GIVEN PROBLEM
Among these lines, how many include "Post"? Answer only with the number.

Chart and figure data:
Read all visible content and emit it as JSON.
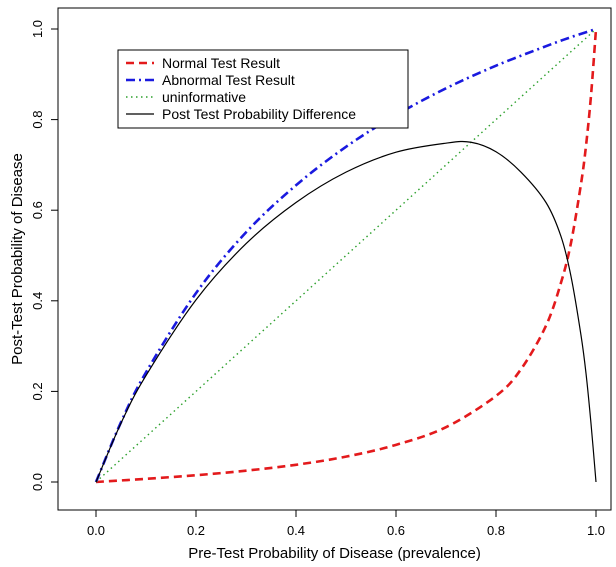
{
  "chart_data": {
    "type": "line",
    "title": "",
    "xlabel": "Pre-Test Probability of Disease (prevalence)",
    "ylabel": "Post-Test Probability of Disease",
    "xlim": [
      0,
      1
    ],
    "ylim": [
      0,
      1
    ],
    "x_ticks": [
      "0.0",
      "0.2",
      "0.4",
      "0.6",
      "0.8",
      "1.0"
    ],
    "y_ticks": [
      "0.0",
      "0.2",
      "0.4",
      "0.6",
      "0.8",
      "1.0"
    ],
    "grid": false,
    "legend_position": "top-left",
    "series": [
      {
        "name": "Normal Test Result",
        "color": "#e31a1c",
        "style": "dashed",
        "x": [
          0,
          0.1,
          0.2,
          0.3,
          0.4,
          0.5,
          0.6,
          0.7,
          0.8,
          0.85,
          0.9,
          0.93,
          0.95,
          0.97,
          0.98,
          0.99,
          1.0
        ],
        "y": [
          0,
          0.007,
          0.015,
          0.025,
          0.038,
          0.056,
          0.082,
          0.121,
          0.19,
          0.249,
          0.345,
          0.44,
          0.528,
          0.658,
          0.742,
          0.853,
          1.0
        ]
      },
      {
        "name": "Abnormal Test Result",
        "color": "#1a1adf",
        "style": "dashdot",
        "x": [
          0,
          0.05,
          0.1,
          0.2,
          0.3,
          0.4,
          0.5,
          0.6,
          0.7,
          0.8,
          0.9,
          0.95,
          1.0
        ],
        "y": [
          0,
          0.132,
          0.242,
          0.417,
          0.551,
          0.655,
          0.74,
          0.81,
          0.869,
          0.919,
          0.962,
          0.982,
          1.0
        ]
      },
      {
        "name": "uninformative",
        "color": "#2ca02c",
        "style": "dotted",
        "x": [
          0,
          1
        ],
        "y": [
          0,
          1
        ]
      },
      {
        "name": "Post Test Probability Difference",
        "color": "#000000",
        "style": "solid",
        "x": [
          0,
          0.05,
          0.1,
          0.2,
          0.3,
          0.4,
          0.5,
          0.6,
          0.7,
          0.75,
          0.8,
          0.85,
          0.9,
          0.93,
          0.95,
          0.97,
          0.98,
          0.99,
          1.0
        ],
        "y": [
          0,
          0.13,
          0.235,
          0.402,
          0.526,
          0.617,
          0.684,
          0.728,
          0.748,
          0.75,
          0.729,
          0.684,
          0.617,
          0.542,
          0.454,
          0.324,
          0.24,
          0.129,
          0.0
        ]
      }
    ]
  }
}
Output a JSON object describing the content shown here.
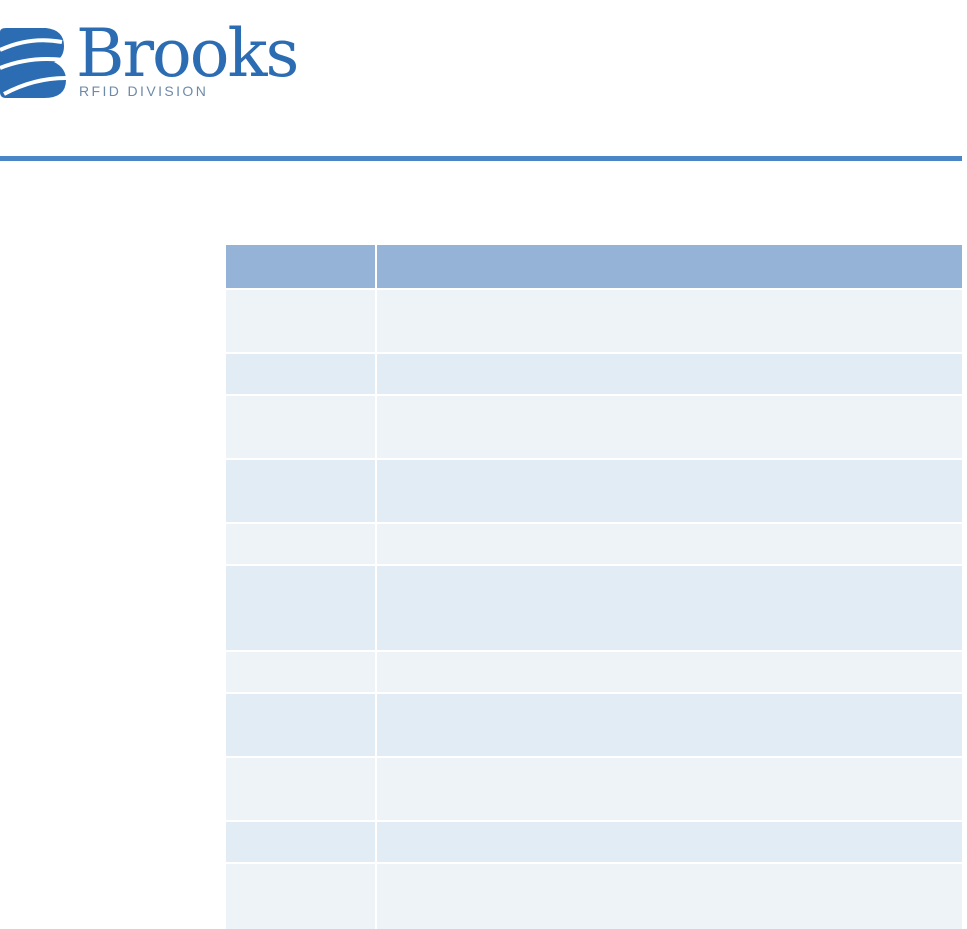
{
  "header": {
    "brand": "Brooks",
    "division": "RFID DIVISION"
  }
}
==
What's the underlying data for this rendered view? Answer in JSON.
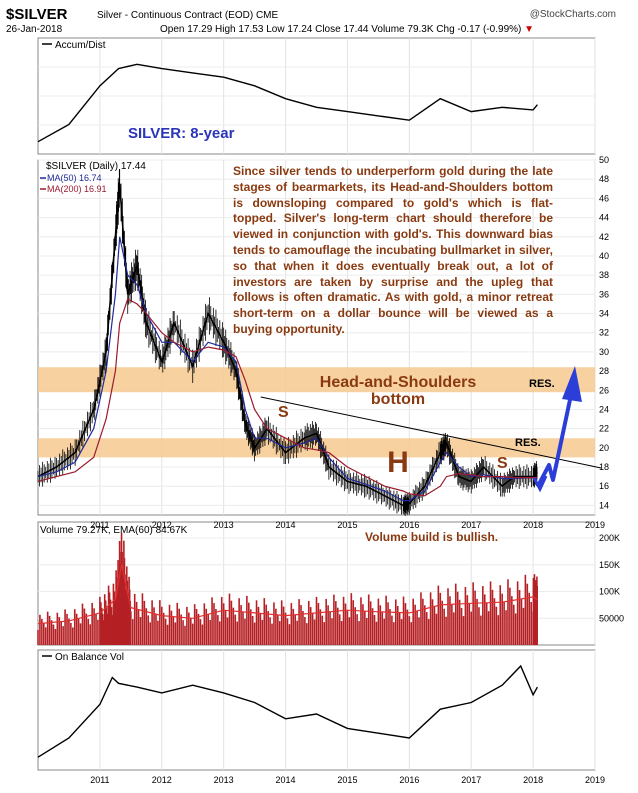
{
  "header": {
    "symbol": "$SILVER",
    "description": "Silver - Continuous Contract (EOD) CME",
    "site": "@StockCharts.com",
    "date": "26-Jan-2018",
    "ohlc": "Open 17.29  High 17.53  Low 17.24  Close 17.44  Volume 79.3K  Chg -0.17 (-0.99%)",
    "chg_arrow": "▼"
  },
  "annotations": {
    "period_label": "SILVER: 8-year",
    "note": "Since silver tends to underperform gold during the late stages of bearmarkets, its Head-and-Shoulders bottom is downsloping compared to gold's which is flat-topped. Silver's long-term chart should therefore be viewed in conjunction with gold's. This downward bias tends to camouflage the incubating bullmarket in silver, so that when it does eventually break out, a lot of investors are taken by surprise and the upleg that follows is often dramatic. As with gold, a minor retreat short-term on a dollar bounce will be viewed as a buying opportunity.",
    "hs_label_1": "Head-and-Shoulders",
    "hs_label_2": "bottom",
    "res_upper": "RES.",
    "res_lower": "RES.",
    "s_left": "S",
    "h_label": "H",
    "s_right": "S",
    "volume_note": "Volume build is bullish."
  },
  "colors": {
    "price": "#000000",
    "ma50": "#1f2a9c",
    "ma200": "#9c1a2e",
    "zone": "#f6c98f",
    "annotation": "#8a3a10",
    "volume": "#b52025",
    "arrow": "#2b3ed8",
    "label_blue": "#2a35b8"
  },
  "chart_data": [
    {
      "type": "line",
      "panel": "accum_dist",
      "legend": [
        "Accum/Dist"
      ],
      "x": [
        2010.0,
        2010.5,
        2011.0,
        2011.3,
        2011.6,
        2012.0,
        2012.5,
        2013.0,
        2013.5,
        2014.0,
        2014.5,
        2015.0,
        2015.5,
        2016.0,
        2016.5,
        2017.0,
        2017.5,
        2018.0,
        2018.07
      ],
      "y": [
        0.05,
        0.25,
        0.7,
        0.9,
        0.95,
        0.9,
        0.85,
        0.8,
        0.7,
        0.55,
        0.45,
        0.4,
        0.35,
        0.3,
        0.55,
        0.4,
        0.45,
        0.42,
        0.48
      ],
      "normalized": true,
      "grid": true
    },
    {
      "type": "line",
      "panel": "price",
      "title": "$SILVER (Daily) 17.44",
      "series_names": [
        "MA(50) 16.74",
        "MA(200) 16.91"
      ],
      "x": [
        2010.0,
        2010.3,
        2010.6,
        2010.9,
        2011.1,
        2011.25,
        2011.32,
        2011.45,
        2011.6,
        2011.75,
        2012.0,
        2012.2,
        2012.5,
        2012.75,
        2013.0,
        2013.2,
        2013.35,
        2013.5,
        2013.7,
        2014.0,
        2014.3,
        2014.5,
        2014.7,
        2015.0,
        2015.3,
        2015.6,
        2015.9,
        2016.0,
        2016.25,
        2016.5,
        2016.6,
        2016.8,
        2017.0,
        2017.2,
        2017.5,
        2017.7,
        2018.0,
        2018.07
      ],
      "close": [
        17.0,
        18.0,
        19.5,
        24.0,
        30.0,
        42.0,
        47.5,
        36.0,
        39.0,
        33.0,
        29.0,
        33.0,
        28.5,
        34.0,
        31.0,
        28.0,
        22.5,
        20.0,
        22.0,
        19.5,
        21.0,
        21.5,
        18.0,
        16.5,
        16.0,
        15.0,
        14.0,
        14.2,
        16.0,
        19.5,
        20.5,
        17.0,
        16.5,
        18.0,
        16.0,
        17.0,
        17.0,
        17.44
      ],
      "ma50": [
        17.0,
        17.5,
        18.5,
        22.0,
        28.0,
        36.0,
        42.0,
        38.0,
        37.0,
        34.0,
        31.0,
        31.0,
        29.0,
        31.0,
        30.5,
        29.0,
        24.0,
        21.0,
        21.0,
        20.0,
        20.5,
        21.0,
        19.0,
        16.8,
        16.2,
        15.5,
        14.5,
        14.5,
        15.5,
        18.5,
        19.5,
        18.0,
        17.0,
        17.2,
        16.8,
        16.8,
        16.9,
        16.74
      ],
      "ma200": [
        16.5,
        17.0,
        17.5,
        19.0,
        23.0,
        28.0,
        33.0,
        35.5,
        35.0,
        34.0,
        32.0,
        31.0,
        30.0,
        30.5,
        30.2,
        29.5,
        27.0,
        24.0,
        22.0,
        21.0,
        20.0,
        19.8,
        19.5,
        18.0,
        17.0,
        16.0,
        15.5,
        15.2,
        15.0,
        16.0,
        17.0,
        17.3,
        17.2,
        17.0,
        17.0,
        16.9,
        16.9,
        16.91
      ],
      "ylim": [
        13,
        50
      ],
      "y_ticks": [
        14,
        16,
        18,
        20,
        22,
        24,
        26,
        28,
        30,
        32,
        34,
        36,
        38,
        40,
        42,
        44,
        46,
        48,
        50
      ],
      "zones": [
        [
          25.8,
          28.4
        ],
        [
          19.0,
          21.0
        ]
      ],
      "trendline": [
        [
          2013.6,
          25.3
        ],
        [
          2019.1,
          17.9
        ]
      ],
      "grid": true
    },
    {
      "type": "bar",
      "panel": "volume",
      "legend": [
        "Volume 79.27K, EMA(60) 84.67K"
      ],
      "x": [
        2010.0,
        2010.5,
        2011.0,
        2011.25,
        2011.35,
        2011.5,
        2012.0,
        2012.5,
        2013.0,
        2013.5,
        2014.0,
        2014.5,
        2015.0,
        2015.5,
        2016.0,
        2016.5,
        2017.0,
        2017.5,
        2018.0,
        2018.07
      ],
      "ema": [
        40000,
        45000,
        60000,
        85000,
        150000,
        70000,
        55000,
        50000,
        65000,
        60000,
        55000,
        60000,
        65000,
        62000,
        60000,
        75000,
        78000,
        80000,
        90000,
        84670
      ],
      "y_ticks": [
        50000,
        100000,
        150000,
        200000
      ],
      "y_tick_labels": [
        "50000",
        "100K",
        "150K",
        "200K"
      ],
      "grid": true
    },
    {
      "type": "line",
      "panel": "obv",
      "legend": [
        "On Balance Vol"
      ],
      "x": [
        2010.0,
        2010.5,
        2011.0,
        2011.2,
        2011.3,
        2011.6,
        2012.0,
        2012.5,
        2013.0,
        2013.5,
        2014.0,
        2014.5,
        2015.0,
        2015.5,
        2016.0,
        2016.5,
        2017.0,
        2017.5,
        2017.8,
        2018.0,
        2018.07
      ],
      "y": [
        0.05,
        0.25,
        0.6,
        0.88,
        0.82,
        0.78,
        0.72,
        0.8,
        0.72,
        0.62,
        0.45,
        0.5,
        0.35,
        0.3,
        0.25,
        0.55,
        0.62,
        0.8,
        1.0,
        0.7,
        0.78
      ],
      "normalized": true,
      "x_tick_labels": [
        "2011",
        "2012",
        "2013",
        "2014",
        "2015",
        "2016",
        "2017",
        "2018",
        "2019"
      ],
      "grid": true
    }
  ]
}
==
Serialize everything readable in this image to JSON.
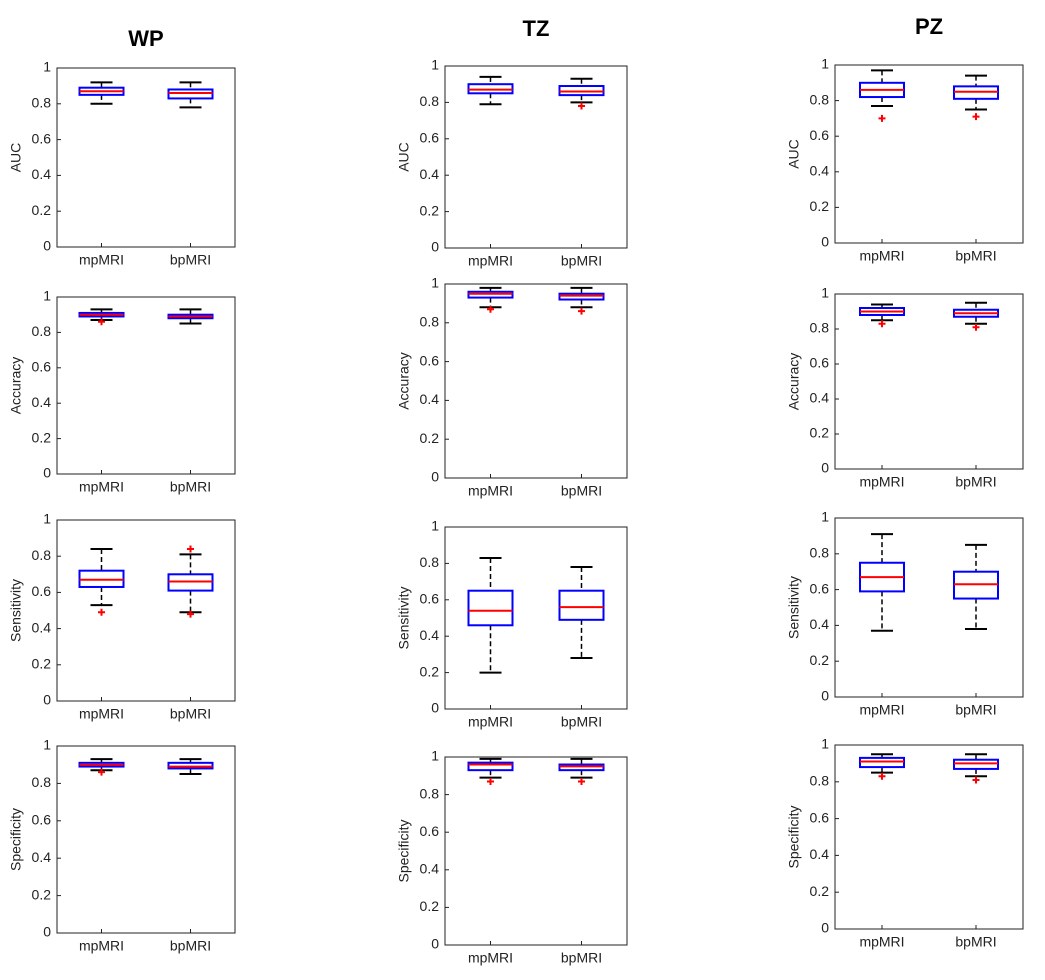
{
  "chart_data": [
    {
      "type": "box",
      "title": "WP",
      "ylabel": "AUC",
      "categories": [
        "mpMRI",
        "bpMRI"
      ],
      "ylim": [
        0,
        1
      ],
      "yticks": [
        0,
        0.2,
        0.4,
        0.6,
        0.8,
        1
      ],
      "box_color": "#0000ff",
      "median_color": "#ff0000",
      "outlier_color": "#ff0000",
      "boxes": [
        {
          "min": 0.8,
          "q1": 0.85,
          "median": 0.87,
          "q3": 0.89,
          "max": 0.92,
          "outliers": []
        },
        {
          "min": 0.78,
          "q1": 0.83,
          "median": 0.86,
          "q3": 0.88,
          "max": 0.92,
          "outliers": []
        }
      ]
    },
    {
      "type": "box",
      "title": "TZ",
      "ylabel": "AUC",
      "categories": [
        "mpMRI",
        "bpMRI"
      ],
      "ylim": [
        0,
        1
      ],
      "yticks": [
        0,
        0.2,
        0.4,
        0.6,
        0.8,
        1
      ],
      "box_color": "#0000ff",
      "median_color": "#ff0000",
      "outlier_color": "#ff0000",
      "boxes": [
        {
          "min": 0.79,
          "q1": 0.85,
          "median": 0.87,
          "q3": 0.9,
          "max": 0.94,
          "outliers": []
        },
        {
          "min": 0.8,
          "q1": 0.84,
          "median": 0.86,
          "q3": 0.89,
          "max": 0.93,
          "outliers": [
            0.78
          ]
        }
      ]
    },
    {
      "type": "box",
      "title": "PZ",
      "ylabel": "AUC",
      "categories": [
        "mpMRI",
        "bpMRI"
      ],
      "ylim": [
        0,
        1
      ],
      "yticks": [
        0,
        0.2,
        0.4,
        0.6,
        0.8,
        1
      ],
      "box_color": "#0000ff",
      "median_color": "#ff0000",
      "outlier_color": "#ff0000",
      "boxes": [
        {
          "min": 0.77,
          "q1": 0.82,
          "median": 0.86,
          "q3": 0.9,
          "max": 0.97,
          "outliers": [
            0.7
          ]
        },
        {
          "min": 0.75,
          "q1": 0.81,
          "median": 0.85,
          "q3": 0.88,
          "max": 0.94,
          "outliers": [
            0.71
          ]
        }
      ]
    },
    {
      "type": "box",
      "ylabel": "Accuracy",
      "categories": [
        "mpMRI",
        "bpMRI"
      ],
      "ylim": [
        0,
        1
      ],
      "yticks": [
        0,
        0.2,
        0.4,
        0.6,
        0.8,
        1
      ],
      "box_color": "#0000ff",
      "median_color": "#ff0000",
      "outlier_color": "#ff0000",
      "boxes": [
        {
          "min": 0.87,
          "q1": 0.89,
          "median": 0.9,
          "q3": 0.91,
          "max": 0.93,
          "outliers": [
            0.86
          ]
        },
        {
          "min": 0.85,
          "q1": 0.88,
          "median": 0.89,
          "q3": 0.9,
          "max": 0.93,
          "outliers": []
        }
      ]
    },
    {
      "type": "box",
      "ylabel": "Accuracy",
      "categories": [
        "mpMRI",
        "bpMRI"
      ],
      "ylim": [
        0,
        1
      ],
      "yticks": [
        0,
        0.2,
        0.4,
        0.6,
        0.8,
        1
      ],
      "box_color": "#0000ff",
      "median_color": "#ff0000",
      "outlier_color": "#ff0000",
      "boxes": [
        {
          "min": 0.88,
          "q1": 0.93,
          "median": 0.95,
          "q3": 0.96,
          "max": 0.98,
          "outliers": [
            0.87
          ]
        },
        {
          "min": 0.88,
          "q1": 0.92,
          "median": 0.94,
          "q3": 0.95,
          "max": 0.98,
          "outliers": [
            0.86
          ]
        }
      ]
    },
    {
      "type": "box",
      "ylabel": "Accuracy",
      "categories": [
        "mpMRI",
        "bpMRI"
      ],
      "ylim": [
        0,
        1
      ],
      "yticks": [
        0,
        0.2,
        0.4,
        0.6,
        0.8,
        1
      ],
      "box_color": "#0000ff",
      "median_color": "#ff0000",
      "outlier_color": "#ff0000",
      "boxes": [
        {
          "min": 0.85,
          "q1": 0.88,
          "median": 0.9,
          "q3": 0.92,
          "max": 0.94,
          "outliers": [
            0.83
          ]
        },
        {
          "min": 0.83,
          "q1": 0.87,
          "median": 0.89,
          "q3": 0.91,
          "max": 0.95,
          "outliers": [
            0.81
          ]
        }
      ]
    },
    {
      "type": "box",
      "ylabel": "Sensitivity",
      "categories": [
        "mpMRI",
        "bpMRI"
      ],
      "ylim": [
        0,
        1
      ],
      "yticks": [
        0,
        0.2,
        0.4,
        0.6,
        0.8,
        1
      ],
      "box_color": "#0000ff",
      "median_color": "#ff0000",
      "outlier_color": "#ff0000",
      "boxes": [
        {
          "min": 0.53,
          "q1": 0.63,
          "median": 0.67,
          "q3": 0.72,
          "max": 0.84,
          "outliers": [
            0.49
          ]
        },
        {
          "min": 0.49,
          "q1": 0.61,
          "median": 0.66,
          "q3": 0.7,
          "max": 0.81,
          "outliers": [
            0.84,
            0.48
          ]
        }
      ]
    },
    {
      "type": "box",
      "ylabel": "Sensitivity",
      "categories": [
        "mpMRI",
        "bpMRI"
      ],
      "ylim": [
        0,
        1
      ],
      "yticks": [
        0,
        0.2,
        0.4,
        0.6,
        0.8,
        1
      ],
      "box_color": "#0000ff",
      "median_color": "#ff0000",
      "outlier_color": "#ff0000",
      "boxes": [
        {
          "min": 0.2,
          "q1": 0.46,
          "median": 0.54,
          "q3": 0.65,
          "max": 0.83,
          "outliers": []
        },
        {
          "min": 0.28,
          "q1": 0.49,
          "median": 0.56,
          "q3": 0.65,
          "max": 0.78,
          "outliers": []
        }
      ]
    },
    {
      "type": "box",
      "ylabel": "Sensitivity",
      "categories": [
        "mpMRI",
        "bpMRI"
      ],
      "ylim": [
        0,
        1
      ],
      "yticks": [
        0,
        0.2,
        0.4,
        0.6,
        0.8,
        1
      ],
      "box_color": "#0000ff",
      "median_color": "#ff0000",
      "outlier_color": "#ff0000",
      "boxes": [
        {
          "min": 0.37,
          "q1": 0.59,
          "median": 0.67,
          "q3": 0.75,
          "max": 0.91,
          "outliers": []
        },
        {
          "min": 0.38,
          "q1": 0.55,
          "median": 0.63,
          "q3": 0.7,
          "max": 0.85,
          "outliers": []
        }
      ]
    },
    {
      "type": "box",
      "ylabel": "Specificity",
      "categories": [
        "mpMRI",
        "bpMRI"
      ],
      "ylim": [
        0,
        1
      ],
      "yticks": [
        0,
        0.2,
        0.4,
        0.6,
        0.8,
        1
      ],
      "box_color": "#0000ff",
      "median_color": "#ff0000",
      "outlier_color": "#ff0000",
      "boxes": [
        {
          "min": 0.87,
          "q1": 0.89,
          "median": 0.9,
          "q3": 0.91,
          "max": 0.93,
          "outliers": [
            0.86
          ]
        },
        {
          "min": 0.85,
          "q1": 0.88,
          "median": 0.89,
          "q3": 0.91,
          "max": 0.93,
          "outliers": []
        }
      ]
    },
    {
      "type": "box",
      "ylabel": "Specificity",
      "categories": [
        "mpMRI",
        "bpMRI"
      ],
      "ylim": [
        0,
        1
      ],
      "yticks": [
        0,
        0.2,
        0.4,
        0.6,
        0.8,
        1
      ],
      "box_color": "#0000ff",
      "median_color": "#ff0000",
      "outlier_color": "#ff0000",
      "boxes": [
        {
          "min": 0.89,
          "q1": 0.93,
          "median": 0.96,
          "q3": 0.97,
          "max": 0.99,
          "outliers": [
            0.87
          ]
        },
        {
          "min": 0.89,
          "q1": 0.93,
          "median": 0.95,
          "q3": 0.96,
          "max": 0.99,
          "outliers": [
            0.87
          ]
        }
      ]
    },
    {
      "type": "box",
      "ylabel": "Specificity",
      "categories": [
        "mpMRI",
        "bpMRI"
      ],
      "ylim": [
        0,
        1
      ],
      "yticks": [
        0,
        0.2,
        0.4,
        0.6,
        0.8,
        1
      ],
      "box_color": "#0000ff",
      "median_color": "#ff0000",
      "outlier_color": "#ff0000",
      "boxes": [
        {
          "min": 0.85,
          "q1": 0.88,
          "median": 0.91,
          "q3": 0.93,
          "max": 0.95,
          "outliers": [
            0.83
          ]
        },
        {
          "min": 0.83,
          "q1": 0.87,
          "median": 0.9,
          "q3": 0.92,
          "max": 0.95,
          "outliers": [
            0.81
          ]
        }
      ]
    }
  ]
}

ANSWER BELOW
2